### [WHAT IS REQUIRED]
In the material below, find each line holding the string "established" and copy it.

***** INPUT DATA

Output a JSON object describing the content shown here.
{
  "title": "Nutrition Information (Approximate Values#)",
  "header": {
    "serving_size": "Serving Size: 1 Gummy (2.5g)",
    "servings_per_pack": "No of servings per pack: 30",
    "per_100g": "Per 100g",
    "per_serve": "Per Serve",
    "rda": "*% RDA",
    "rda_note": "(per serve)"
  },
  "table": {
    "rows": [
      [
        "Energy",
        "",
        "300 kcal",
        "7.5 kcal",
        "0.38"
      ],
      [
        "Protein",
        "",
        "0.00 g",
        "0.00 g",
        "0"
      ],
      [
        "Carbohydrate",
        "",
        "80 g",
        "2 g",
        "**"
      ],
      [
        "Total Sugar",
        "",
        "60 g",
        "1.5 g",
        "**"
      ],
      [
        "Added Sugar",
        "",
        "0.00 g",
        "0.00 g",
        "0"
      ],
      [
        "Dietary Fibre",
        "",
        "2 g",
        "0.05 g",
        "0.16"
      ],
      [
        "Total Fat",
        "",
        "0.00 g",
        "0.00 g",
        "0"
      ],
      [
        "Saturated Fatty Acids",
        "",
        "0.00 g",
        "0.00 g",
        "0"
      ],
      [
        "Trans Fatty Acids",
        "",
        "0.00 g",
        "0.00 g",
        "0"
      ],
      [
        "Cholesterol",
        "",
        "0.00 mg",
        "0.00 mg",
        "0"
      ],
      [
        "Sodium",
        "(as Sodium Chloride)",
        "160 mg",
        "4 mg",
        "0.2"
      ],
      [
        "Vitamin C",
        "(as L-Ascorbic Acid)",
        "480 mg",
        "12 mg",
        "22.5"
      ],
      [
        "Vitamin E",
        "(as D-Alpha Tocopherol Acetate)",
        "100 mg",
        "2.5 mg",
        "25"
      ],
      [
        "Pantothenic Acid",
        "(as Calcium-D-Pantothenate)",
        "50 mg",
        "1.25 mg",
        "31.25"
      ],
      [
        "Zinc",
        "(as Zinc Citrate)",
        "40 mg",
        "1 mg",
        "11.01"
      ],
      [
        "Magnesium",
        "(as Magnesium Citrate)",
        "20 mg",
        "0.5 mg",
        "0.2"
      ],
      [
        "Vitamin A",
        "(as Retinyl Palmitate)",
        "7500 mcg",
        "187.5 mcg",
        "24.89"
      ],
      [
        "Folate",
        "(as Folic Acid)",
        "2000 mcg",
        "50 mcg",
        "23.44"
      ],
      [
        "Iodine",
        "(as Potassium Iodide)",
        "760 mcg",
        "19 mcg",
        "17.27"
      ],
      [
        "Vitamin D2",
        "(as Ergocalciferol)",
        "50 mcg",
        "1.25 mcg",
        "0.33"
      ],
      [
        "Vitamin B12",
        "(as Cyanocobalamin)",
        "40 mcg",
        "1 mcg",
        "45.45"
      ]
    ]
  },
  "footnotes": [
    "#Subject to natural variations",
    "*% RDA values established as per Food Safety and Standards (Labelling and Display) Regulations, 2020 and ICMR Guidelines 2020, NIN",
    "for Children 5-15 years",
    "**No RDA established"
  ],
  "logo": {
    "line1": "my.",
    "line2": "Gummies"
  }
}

**********

### [YOUR SOLUTION]
    "*% RDA values established as per Food Safety and Standards (Labelling and Display) Regulations, 2020 and ICMR Guidelines 2020, NIN",
    "**No RDA established"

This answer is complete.